**** Material for this exercise ****
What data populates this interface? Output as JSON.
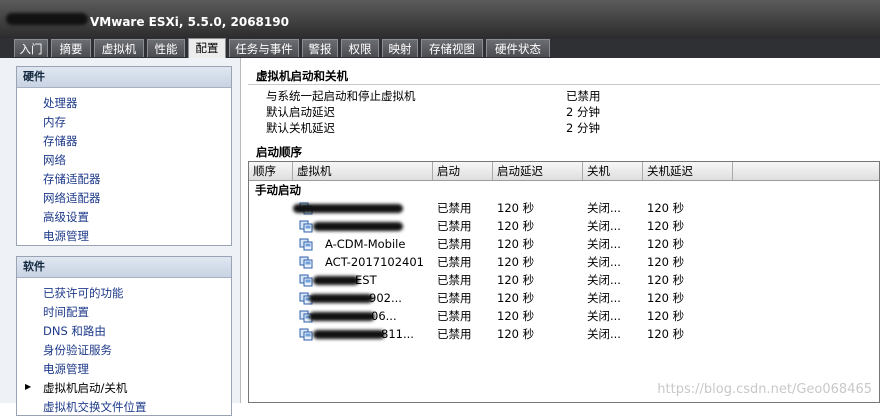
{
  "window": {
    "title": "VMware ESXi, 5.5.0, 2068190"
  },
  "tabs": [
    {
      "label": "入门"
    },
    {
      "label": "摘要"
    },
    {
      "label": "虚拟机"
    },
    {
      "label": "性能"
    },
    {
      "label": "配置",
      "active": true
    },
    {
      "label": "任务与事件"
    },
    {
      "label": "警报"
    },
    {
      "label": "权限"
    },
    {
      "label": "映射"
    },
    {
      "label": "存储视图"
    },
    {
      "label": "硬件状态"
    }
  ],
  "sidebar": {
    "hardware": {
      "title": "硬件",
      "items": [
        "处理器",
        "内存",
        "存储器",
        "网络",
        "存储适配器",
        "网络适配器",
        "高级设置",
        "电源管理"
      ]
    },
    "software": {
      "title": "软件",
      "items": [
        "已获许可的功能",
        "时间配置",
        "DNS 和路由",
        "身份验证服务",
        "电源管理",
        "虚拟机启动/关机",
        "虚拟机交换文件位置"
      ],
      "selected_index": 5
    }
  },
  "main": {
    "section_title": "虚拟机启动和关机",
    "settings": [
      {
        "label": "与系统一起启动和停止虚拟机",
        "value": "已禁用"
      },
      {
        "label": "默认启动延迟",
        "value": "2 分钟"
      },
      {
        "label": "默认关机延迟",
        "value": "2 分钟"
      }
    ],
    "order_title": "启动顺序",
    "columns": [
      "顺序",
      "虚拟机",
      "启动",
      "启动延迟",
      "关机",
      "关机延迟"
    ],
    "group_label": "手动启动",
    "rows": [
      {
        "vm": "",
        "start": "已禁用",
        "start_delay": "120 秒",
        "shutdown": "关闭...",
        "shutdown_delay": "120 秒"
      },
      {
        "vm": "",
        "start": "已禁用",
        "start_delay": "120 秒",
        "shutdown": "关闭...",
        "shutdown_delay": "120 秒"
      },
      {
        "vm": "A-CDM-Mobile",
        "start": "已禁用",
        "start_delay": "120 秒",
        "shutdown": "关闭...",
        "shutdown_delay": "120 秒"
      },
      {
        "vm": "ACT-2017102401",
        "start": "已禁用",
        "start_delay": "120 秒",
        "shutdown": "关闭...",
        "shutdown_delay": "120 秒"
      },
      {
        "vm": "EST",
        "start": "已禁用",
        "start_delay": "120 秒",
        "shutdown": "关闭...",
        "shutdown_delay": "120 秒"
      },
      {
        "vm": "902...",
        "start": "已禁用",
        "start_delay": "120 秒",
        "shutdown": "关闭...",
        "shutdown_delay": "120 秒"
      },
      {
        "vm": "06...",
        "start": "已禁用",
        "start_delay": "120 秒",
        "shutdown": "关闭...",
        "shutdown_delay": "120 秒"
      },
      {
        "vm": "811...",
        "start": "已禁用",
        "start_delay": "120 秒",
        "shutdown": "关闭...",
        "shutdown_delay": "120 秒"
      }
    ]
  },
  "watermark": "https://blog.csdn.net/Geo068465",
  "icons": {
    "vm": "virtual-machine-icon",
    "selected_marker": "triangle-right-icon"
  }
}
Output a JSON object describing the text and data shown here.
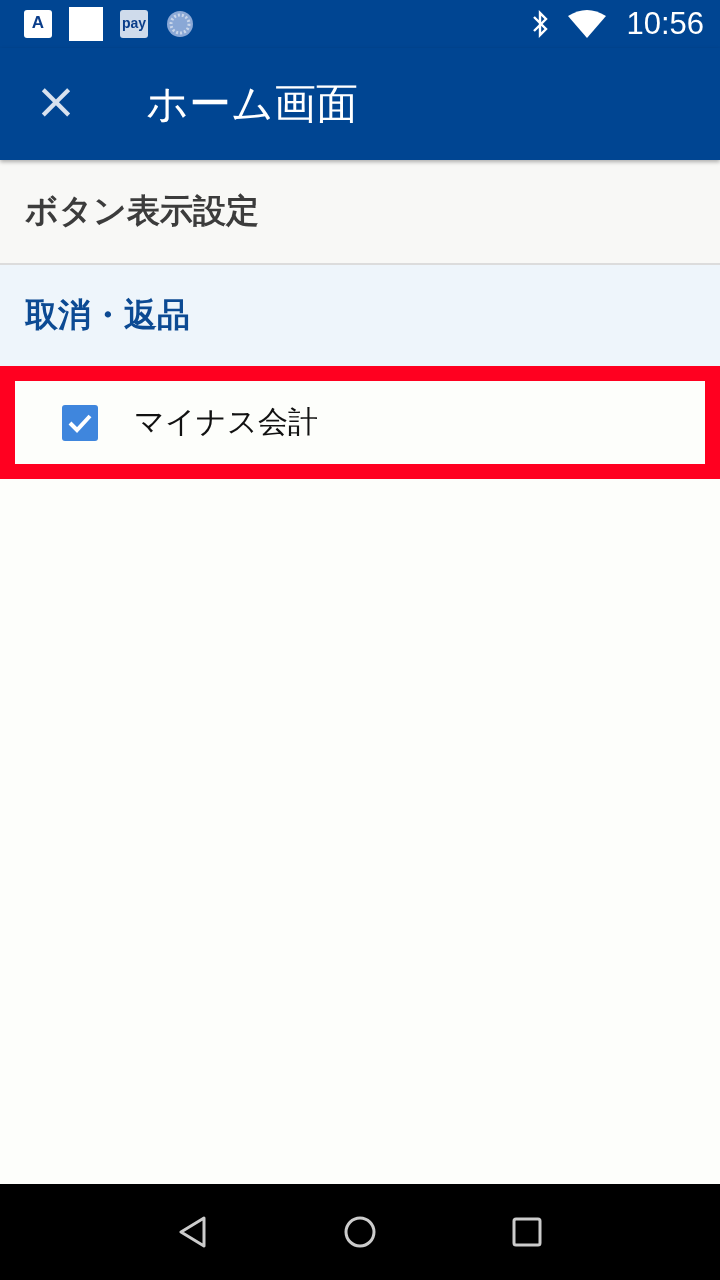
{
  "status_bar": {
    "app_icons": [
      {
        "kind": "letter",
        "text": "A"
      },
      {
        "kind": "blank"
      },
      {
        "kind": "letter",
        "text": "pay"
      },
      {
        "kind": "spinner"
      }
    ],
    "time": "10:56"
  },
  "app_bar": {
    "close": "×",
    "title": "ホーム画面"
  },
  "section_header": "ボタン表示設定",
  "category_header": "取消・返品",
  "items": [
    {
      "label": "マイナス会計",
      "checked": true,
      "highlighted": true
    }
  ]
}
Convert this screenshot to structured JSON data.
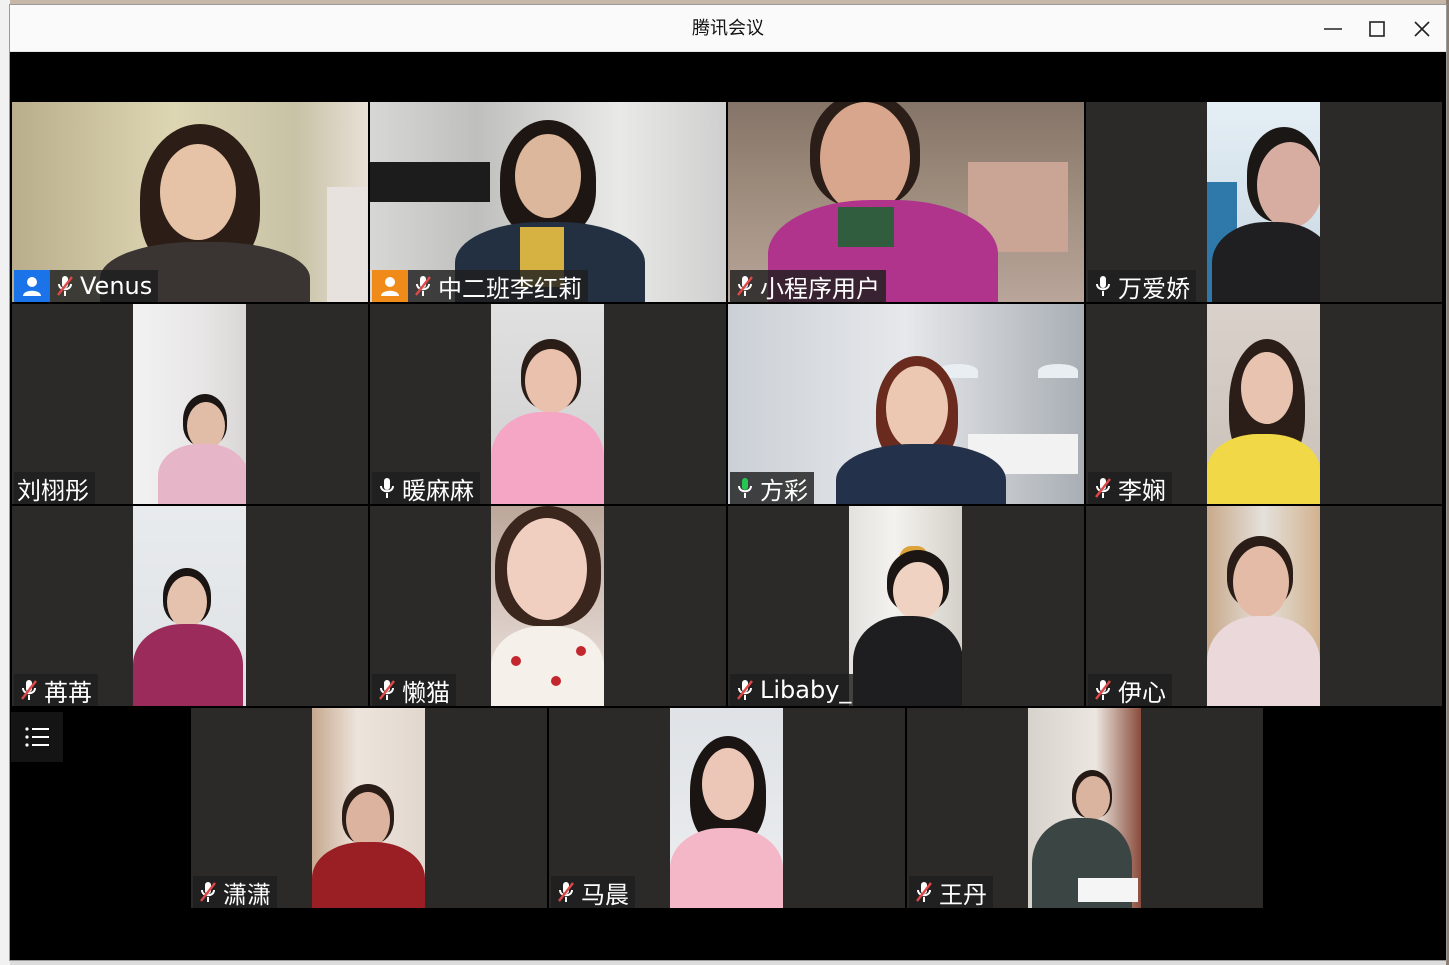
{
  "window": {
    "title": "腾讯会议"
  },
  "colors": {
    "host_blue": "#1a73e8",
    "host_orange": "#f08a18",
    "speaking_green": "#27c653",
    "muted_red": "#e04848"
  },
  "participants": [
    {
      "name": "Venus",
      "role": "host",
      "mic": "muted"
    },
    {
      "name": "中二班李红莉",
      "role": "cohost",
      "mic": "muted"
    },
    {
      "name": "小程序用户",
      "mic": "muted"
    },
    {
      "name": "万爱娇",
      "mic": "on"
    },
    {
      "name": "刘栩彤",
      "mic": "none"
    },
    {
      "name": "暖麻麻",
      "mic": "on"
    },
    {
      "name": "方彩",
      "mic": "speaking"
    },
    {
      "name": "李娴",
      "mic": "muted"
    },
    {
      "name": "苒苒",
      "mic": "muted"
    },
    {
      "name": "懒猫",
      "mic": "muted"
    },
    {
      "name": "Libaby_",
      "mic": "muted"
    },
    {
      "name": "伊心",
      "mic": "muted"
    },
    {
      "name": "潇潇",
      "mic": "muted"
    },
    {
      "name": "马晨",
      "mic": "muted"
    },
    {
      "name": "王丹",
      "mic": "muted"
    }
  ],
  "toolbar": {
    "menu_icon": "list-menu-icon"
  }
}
****
### Task
Produce an exact copy of each line of data, skipping embedded images.

### Exercise answer
What data populates this interface? Output as JSON.
{
  "window": {
    "title": "VMware ESXi, 5.5.0, 2068190"
  },
  "tabs": [
    {
      "label": "入门"
    },
    {
      "label": "摘要"
    },
    {
      "label": "虚拟机"
    },
    {
      "label": "性能"
    },
    {
      "label": "配置",
      "active": true
    },
    {
      "label": "任务与事件"
    },
    {
      "label": "警报"
    },
    {
      "label": "权限"
    },
    {
      "label": "映射"
    },
    {
      "label": "存储视图"
    },
    {
      "label": "硬件状态"
    }
  ],
  "sidebar": {
    "hardware": {
      "title": "硬件",
      "items": [
        "处理器",
        "内存",
        "存储器",
        "网络",
        "存储适配器",
        "网络适配器",
        "高级设置",
        "电源管理"
      ]
    },
    "software": {
      "title": "软件",
      "items": [
        "已获许可的功能",
        "时间配置",
        "DNS 和路由",
        "身份验证服务",
        "电源管理",
        "虚拟机启动/关机",
        "虚拟机交换文件位置"
      ],
      "selected_index": 5
    }
  },
  "main": {
    "section_title": "虚拟机启动和关机",
    "settings": [
      {
        "label": "与系统一起启动和停止虚拟机",
        "value": "已禁用"
      },
      {
        "label": "默认启动延迟",
        "value": "2 分钟"
      },
      {
        "label": "默认关机延迟",
        "value": "2 分钟"
      }
    ],
    "order_title": "启动顺序",
    "columns": [
      "顺序",
      "虚拟机",
      "启动",
      "启动延迟",
      "关机",
      "关机延迟"
    ],
    "group_label": "手动启动",
    "rows": [
      {
        "vm": "",
        "start": "已禁用",
        "start_delay": "120 秒",
        "shutdown": "关闭...",
        "shutdown_delay": "120 秒"
      },
      {
        "vm": "",
        "start": "已禁用",
        "start_delay": "120 秒",
        "shutdown": "关闭...",
        "shutdown_delay": "120 秒"
      },
      {
        "vm": "A-CDM-Mobile",
        "start": "已禁用",
        "start_delay": "120 秒",
        "shutdown": "关闭...",
        "shutdown_delay": "120 秒"
      },
      {
        "vm": "ACT-2017102401",
        "start": "已禁用",
        "start_delay": "120 秒",
        "shutdown": "关闭...",
        "shutdown_delay": "120 秒"
      },
      {
        "vm": "EST",
        "start": "已禁用",
        "start_delay": "120 秒",
        "shutdown": "关闭...",
        "shutdown_delay": "120 秒"
      },
      {
        "vm": "902...",
        "start": "已禁用",
        "start_delay": "120 秒",
        "shutdown": "关闭...",
        "shutdown_delay": "120 秒"
      },
      {
        "vm": "06...",
        "start": "已禁用",
        "start_delay": "120 秒",
        "shutdown": "关闭...",
        "shutdown_delay": "120 秒"
      },
      {
        "vm": "811...",
        "start": "已禁用",
        "start_delay": "120 秒",
        "shutdown": "关闭...",
        "shutdown_delay": "120 秒"
      }
    ]
  },
  "watermark": "https://blog.csdn.net/Geo068465",
  "icons": {
    "vm": "virtual-machine-icon",
    "selected_marker": "triangle-right-icon"
  }
}
Output a JSON object describing the text and data shown here.
{
  "status_bar": {
    "app_icons": [
      {
        "kind": "letter",
        "text": "A"
      },
      {
        "kind": "blank"
      },
      {
        "kind": "letter",
        "text": "pay"
      },
      {
        "kind": "spinner"
      }
    ],
    "time": "10:56"
  },
  "app_bar": {
    "close": "×",
    "title": "ホーム画面"
  },
  "section_header": "ボタン表示設定",
  "category_header": "取消・返品",
  "items": [
    {
      "label": "マイナス会計",
      "checked": true,
      "highlighted": true
    }
  ]
}
Convert this screenshot to structured JSON data.
{
  "window": {
    "title": "腾讯会议"
  },
  "colors": {
    "host_blue": "#1a73e8",
    "host_orange": "#f08a18",
    "speaking_green": "#27c653",
    "muted_red": "#e04848"
  },
  "participants": [
    {
      "name": "Venus",
      "role": "host",
      "mic": "muted"
    },
    {
      "name": "中二班李红莉",
      "role": "cohost",
      "mic": "muted"
    },
    {
      "name": "小程序用户",
      "mic": "muted"
    },
    {
      "name": "万爱娇",
      "mic": "on"
    },
    {
      "name": "刘栩彤",
      "mic": "none"
    },
    {
      "name": "暖麻麻",
      "mic": "on"
    },
    {
      "name": "方彩",
      "mic": "speaking"
    },
    {
      "name": "李娴",
      "mic": "muted"
    },
    {
      "name": "苒苒",
      "mic": "muted"
    },
    {
      "name": "懒猫",
      "mic": "muted"
    },
    {
      "name": "Libaby_",
      "mic": "muted"
    },
    {
      "name": "伊心",
      "mic": "muted"
    },
    {
      "name": "潇潇",
      "mic": "muted"
    },
    {
      "name": "马晨",
      "mic": "muted"
    },
    {
      "name": "王丹",
      "mic": "muted"
    }
  ],
  "toolbar": {
    "menu_icon": "list-menu-icon"
  }
}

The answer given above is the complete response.